═══ PROVIDED RECORDS ═══
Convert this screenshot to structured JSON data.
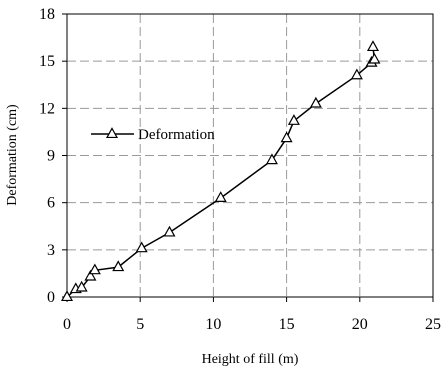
{
  "chart_data": {
    "type": "line",
    "title": "",
    "xlabel": "Height of fill (m)",
    "ylabel": "Deformation (cm)",
    "xlim": [
      0,
      25
    ],
    "ylim": [
      0,
      18
    ],
    "xticks": [
      0,
      5,
      10,
      15,
      20,
      25
    ],
    "yticks": [
      0,
      3,
      6,
      9,
      12,
      15,
      18
    ],
    "grid": true,
    "legend_position": "center-left",
    "series": [
      {
        "name": "Deformation",
        "marker": "triangle",
        "color": "#000000",
        "x": [
          0,
          0.6,
          1.0,
          1.6,
          1.9,
          3.5,
          5.1,
          7.0,
          10.5,
          14.0,
          15.0,
          15.5,
          17.0,
          19.8,
          20.8,
          21.0,
          20.9
        ],
        "y": [
          0,
          0.5,
          0.6,
          1.3,
          1.7,
          1.9,
          3.1,
          4.1,
          6.3,
          8.7,
          10.1,
          11.2,
          12.3,
          14.1,
          14.9,
          15.1,
          15.9
        ]
      }
    ]
  }
}
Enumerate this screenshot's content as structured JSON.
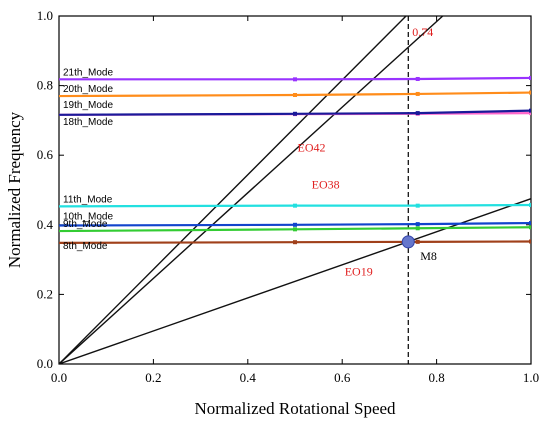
{
  "chart_data": {
    "type": "line",
    "xlabel": "Normalized Rotational Speed",
    "ylabel": "Normalized Frequency",
    "xlim": [
      0,
      1
    ],
    "ylim": [
      0,
      1
    ],
    "x_ticks": [
      "0.0",
      "0.2",
      "0.4",
      "0.6",
      "0.8",
      "1.0"
    ],
    "y_ticks": [
      "0.0",
      "0.2",
      "0.4",
      "0.6",
      "0.8",
      "1.0"
    ],
    "grid": false,
    "modes": [
      {
        "name": "8th_Mode",
        "color": "#a0401a",
        "values": [
          0.348,
          0.35,
          0.351,
          0.352
        ]
      },
      {
        "name": "9th_Mode",
        "color": "#33cc33",
        "values": [
          0.382,
          0.387,
          0.39,
          0.393
        ]
      },
      {
        "name": "10th_Mode",
        "color": "#1144cc",
        "values": [
          0.398,
          0.4,
          0.402,
          0.405
        ]
      },
      {
        "name": "11th_Mode",
        "color": "#22e0e0",
        "values": [
          0.453,
          0.455,
          0.455,
          0.457
        ]
      },
      {
        "name": "18th_Mode",
        "color": "#ff66cc",
        "values": [
          0.716,
          0.718,
          0.719,
          0.721
        ]
      },
      {
        "name": "19th_Mode",
        "color": "#1a1a99",
        "values": [
          0.716,
          0.719,
          0.721,
          0.728
        ]
      },
      {
        "name": "20th_Mode",
        "color": "#ff8c1a",
        "values": [
          0.77,
          0.773,
          0.776,
          0.78
        ]
      },
      {
        "name": "21th_Mode",
        "color": "#9933ff",
        "values": [
          0.818,
          0.818,
          0.819,
          0.822
        ]
      }
    ],
    "mode_x": [
      0.0,
      0.5,
      0.76,
      1.0
    ],
    "engine_orders": [
      {
        "name": "EO42",
        "slope": 1.36
      },
      {
        "name": "EO38",
        "slope": 1.23
      },
      {
        "name": "EO19",
        "slope": 0.475
      }
    ],
    "operating_speed": 0.74,
    "operating_speed_label": "0.74",
    "resonance_point": {
      "label": "M8",
      "x": 0.74,
      "y": 0.351
    }
  }
}
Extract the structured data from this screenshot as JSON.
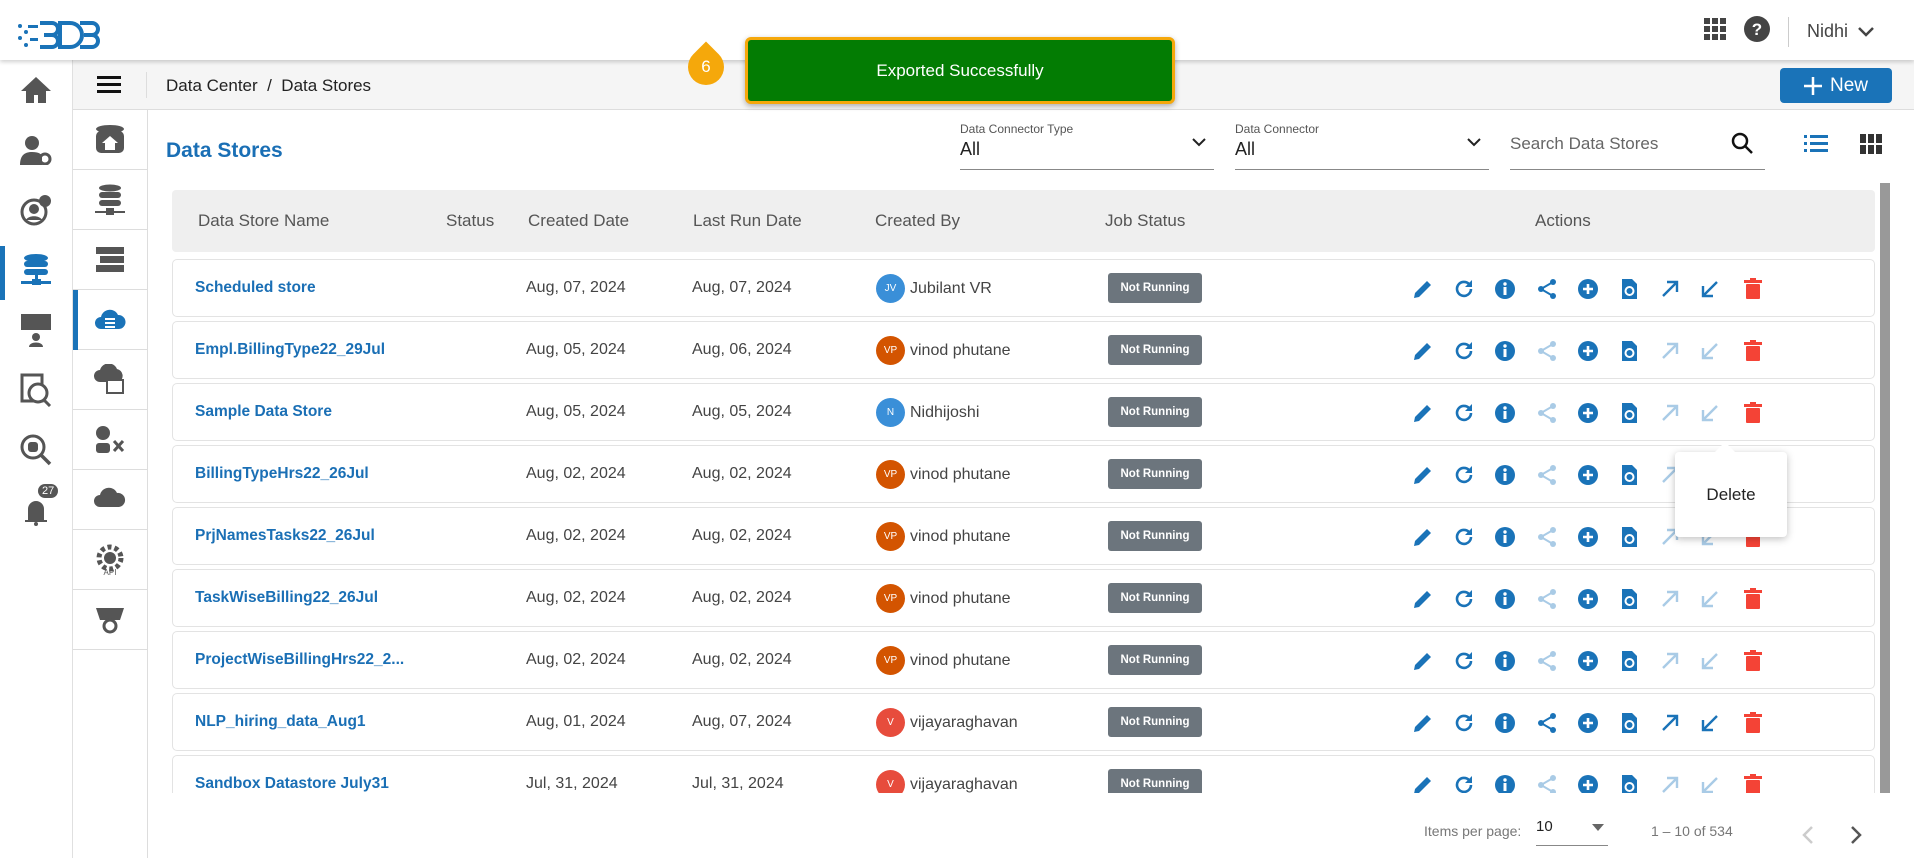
{
  "header": {
    "user": "Nidhi",
    "logo_text": "BDB"
  },
  "breadcrumb": {
    "text": "Data Center  /  Data Stores",
    "items": [
      "Data Center",
      "Data Stores"
    ]
  },
  "toolbar": {
    "new_label": "New"
  },
  "toast": {
    "message": "Exported Successfully",
    "step": "6",
    "color": "#037c03"
  },
  "rail": {
    "notification_count": "27",
    "items": [
      "home",
      "user-settings",
      "user-info",
      "data-center",
      "insights",
      "data-catalog",
      "data-search",
      "notifications"
    ],
    "active": "data-center"
  },
  "subnav": {
    "items": [
      "data-home",
      "data-connectors",
      "data-sets",
      "data-stores",
      "data-as-api",
      "data-sandbox",
      "data-preparation",
      "api",
      "feature-store"
    ],
    "active": "data-stores"
  },
  "page": {
    "title": "Data Stores"
  },
  "filters": {
    "connector_type_label": "Data Connector Type",
    "connector_type_value": "All",
    "connector_label": "Data Connector",
    "connector_value": "All",
    "search_placeholder": "Search Data Stores"
  },
  "table": {
    "headers": [
      "Data Store Name",
      "Status",
      "Created Date",
      "Last Run Date",
      "Created By",
      "Job Status",
      "Actions"
    ],
    "rows": [
      {
        "name": "Scheduled store",
        "created": "Aug, 07, 2024",
        "last_run": "Aug, 07, 2024",
        "initials": "JV",
        "by": "Jubilant VR",
        "avatar": "#3a8fd8",
        "job": "Not Running",
        "share": true,
        "export": true,
        "import": true
      },
      {
        "name": "Empl.BillingType22_29Jul",
        "created": "Aug, 05, 2024",
        "last_run": "Aug, 06, 2024",
        "initials": "VP",
        "by": "vinod phutane",
        "avatar": "#d35400",
        "job": "Not Running",
        "share": false,
        "export": false,
        "import": false
      },
      {
        "name": "Sample Data Store",
        "created": "Aug, 05, 2024",
        "last_run": "Aug, 05, 2024",
        "initials": "N",
        "by": "Nidhijoshi",
        "avatar": "#3a8fd8",
        "job": "Not Running",
        "share": false,
        "export": false,
        "import": false
      },
      {
        "name": "BillingTypeHrs22_26Jul",
        "created": "Aug, 02, 2024",
        "last_run": "Aug, 02, 2024",
        "initials": "VP",
        "by": "vinod phutane",
        "avatar": "#d35400",
        "job": "Not Running",
        "share": false,
        "export": false,
        "import": false
      },
      {
        "name": "PrjNamesTasks22_26Jul",
        "created": "Aug, 02, 2024",
        "last_run": "Aug, 02, 2024",
        "initials": "VP",
        "by": "vinod phutane",
        "avatar": "#d35400",
        "job": "Not Running",
        "share": false,
        "export": false,
        "import": false
      },
      {
        "name": "TaskWiseBilling22_26Jul",
        "created": "Aug, 02, 2024",
        "last_run": "Aug, 02, 2024",
        "initials": "VP",
        "by": "vinod phutane",
        "avatar": "#d35400",
        "job": "Not Running",
        "share": false,
        "export": false,
        "import": false
      },
      {
        "name": "ProjectWiseBillingHrs22_2...",
        "created": "Aug, 02, 2024",
        "last_run": "Aug, 02, 2024",
        "initials": "VP",
        "by": "vinod phutane",
        "avatar": "#d35400",
        "job": "Not Running",
        "share": false,
        "export": false,
        "import": false
      },
      {
        "name": "NLP_hiring_data_Aug1",
        "created": "Aug, 01, 2024",
        "last_run": "Aug, 07, 2024",
        "initials": "V",
        "by": "vijayaraghavan",
        "avatar": "#e74c3c",
        "job": "Not Running",
        "share": true,
        "export": true,
        "import": true
      },
      {
        "name": "Sandbox Datastore July31",
        "created": "Jul, 31, 2024",
        "last_run": "Jul, 31, 2024",
        "initials": "V",
        "by": "vijayaraghavan",
        "avatar": "#e74c3c",
        "job": "Not Running",
        "share": false,
        "export": false,
        "import": false
      }
    ]
  },
  "popover": {
    "label": "Delete"
  },
  "pagination": {
    "items_label": "Items per page:",
    "per_page": "10",
    "range": "1 – 10 of 534"
  },
  "colors": {
    "primary": "#1a73b8",
    "delete": "#f44336",
    "job_badge": "#6c757d"
  }
}
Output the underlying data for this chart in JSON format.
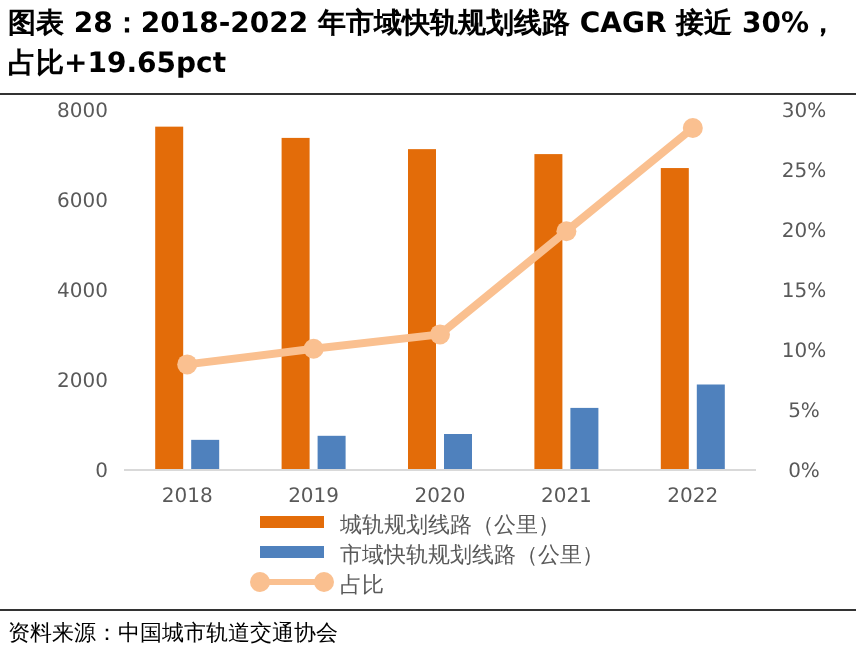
{
  "chart_data": {
    "type": "bar",
    "title": "图表 28：2018-2022 年市域快轨规划线路 CAGR 接近 30%，占比+19.65pct",
    "categories": [
      "2018",
      "2019",
      "2020",
      "2021",
      "2022"
    ],
    "series": [
      {
        "name": "城轨规划线路（公里）",
        "color": "#e36c09",
        "values": [
          7630,
          7380,
          7130,
          7020,
          6710
        ]
      },
      {
        "name": "市域快轨规划线路（公里）",
        "color": "#4f81bd",
        "values": [
          670,
          760,
          800,
          1380,
          1900
        ]
      },
      {
        "name": "占比",
        "type": "line",
        "axis": "y2",
        "marker": "circle",
        "color": "#fac090",
        "values": [
          8.8,
          10.1,
          11.3,
          19.9,
          28.5
        ]
      }
    ],
    "ylim": [
      0,
      8000
    ],
    "yticks": [
      0,
      2000,
      4000,
      6000,
      8000
    ],
    "y2lim": [
      0,
      30
    ],
    "y2ticks": [
      {
        "value": 0,
        "label": "0%"
      },
      {
        "value": 5,
        "label": "5%"
      },
      {
        "value": 10,
        "label": "10%"
      },
      {
        "value": 15,
        "label": "15%"
      },
      {
        "value": 20,
        "label": "20%"
      },
      {
        "value": 25,
        "label": "25%"
      },
      {
        "value": 30,
        "label": "30%"
      }
    ],
    "legend": "bottom",
    "annotations": [
      "资料来源：中国城市轨道交通协会"
    ]
  }
}
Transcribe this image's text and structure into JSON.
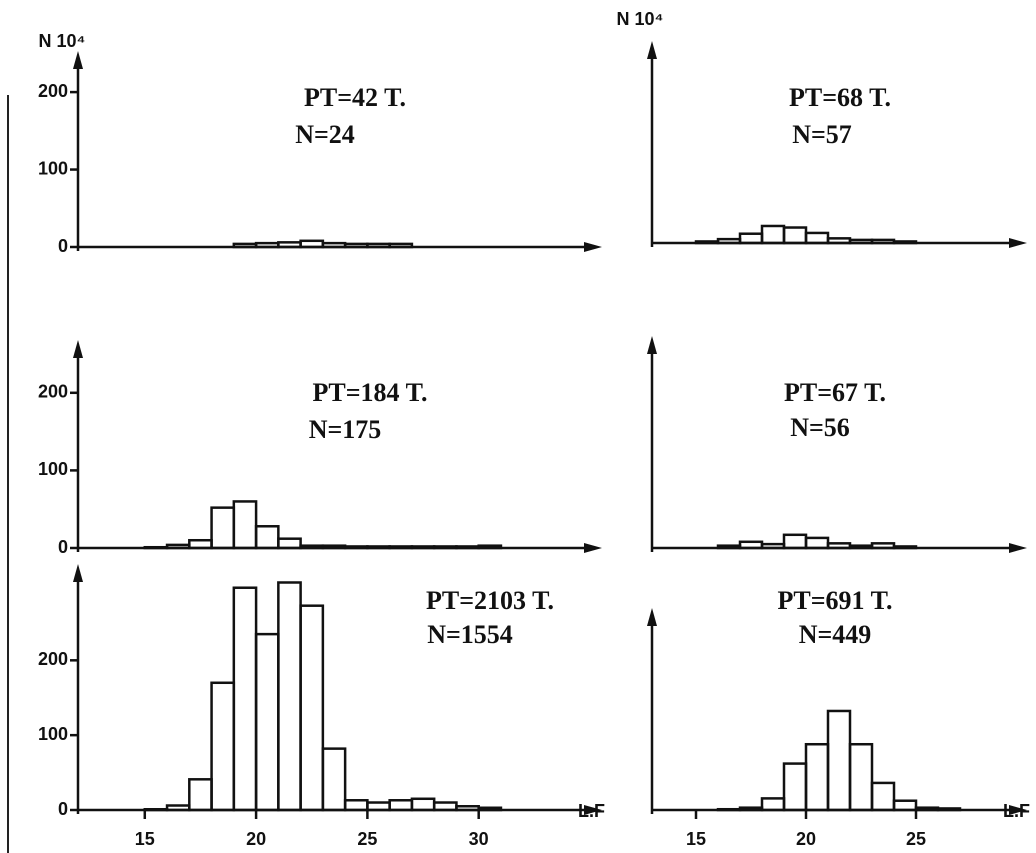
{
  "chart_data": [
    {
      "type": "histogram",
      "ylabel": "N 10⁴",
      "annotations": [
        "PT=42 T.",
        "N=24"
      ],
      "bins": [
        19,
        20,
        21,
        22,
        23,
        24,
        25,
        26,
        27
      ],
      "values": [
        4,
        5,
        6,
        8,
        5,
        4,
        4,
        4
      ],
      "xlim": [
        12,
        35
      ],
      "ylim": [
        0,
        235
      ],
      "yticks": [
        0,
        100,
        200
      ],
      "color": "#111111"
    },
    {
      "type": "histogram",
      "ylabel": "N 10⁴",
      "annotations": [
        "PT=68 T.",
        "N=57"
      ],
      "bins": [
        15,
        16,
        17,
        18,
        19,
        20,
        21,
        22,
        23,
        24,
        25
      ],
      "values": [
        2,
        5,
        12,
        22,
        20,
        13,
        6,
        4,
        4,
        2
      ],
      "xlim": [
        13,
        29.5
      ],
      "ylim": [
        0,
        243
      ],
      "color": "#111111"
    },
    {
      "type": "histogram",
      "annotations": [
        "PT=184 T.",
        "N=175"
      ],
      "bins": [
        15,
        16,
        17,
        18,
        19,
        20,
        21,
        22,
        23,
        24,
        25,
        26,
        27,
        28,
        29,
        30,
        31
      ],
      "values": [
        1,
        4,
        10,
        52,
        60,
        28,
        12,
        3,
        3,
        2,
        2,
        2,
        2,
        2,
        2,
        3
      ],
      "xlim": [
        12,
        35
      ],
      "ylim": [
        0,
        250
      ],
      "yticks": [
        0,
        100,
        200
      ],
      "color": "#111111"
    },
    {
      "type": "histogram",
      "annotations": [
        "PT=67 T.",
        "N=56"
      ],
      "bins": [
        16,
        17,
        18,
        19,
        20,
        21,
        22,
        23,
        24,
        25
      ],
      "values": [
        3,
        8,
        5,
        17,
        13,
        6,
        3,
        6,
        2
      ],
      "xlim": [
        13,
        29.5
      ],
      "ylim": [
        0,
        255
      ],
      "color": "#111111"
    },
    {
      "type": "histogram",
      "xlabel": "L.F",
      "annotations": [
        "PT=2103 T.",
        "N=1554"
      ],
      "bins": [
        15,
        16,
        17,
        18,
        19,
        20,
        21,
        22,
        23,
        24,
        25,
        26,
        27,
        28,
        29,
        30,
        31
      ],
      "values": [
        1,
        6,
        41,
        170,
        297,
        235,
        304,
        273,
        82,
        13,
        10,
        13,
        15,
        10,
        5,
        3
      ],
      "xlim": [
        12,
        35
      ],
      "ylim": [
        0,
        310
      ],
      "yticks": [
        0,
        100,
        200
      ],
      "xticks": [
        15,
        20,
        25,
        30
      ],
      "color": "#111111"
    },
    {
      "type": "histogram",
      "xlabel": "L.F",
      "annotations": [
        "PT=691 T.",
        "N=449"
      ],
      "bins": [
        16,
        17,
        18,
        19,
        20,
        21,
        22,
        23,
        24,
        25,
        26,
        27
      ],
      "values": [
        1,
        3,
        15,
        60,
        85,
        128,
        85,
        35,
        12,
        3,
        2
      ],
      "xlim": [
        13,
        29.5
      ],
      "ylim": [
        0,
        243
      ],
      "xticks": [
        15,
        20,
        25
      ],
      "color": "#111111"
    }
  ]
}
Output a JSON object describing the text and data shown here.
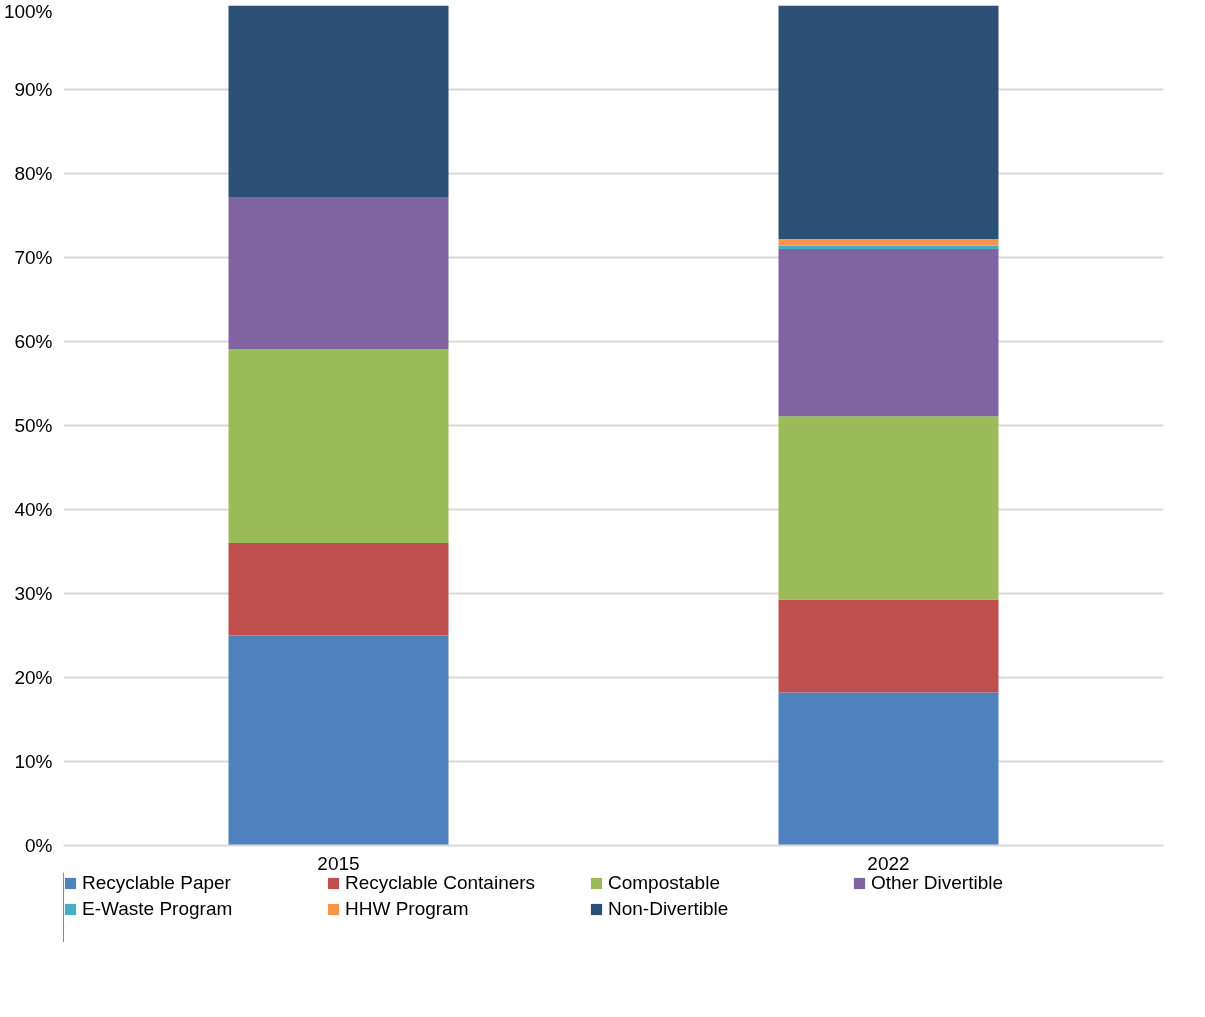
{
  "chart_data": {
    "type": "bar",
    "stacked": true,
    "categories": [
      "2015",
      "2022"
    ],
    "series": [
      {
        "name": "Recyclable Paper",
        "color": "#4f81bd",
        "values": [
          25.0,
          18.2
        ]
      },
      {
        "name": "Recyclable Containers",
        "color": "#c0504d",
        "values": [
          11.0,
          11.1
        ]
      },
      {
        "name": "Compostable",
        "color": "#9bbb59",
        "values": [
          23.1,
          21.8
        ]
      },
      {
        "name": "Other Divertible",
        "color": "#8064a2",
        "values": [
          18.1,
          19.9
        ]
      },
      {
        "name": "E-Waste Program",
        "color": "#4bacc6",
        "values": [
          0,
          0.4
        ]
      },
      {
        "name": "HHW Program",
        "color": "#f79646",
        "values": [
          0,
          0.8
        ]
      },
      {
        "name": "Non-Divertible",
        "color": "#2c4f75",
        "values": [
          22.8,
          27.8
        ]
      }
    ],
    "ylim": [
      0,
      100
    ],
    "yticks": [
      {
        "value": 0,
        "label": "0%"
      },
      {
        "value": 10,
        "label": "10%"
      },
      {
        "value": 20,
        "label": "20%"
      },
      {
        "value": 30,
        "label": "30%"
      },
      {
        "value": 40,
        "label": "40%"
      },
      {
        "value": 50,
        "label": "50%"
      },
      {
        "value": 60,
        "label": "60%"
      },
      {
        "value": 70,
        "label": "70%"
      },
      {
        "value": 80,
        "label": "80%"
      },
      {
        "value": 90,
        "label": "90%"
      },
      {
        "value": 100,
        "label": "100%"
      }
    ],
    "grid": "y",
    "legend": "bottom"
  }
}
═══
▶ [EXERCISE] Pick out and copy the lines of the entries that hold the string "JSON".

▶ [OUTPUT FOR THIS EXERCISE]
Convert this screenshot to structured JSON data.
Enumerate this screenshot's content as structured JSON.
Extract the structured data from this screenshot as JSON.
Output the underlying data for this chart in JSON format.
Transcribe this image's text and structure into JSON.
Output a JSON object describing the text and data shown here.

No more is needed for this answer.